* start *

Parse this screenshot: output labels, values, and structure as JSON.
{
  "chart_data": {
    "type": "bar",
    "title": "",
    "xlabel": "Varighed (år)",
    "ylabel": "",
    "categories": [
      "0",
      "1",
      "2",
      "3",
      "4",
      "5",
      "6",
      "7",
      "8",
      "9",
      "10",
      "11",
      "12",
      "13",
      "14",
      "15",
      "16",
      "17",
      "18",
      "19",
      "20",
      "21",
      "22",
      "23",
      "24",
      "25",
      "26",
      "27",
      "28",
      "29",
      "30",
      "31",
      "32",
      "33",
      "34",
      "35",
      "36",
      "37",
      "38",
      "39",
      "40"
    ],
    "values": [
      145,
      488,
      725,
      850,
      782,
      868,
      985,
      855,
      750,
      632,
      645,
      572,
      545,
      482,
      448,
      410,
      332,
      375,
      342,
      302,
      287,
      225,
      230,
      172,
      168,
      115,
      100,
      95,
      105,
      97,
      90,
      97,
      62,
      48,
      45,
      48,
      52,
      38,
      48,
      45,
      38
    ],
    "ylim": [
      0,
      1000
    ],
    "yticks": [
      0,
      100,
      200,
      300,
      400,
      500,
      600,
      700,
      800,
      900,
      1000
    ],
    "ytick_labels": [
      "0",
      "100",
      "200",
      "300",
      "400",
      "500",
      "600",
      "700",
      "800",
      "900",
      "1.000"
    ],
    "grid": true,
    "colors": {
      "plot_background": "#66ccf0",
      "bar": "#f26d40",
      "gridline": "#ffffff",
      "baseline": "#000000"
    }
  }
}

* end *

* **Task to complete**:
List each line in the listing that contains the string "values".

* **Written solution**:
Parse this screenshot: output labels, values, and structure as JSON.
    "values": [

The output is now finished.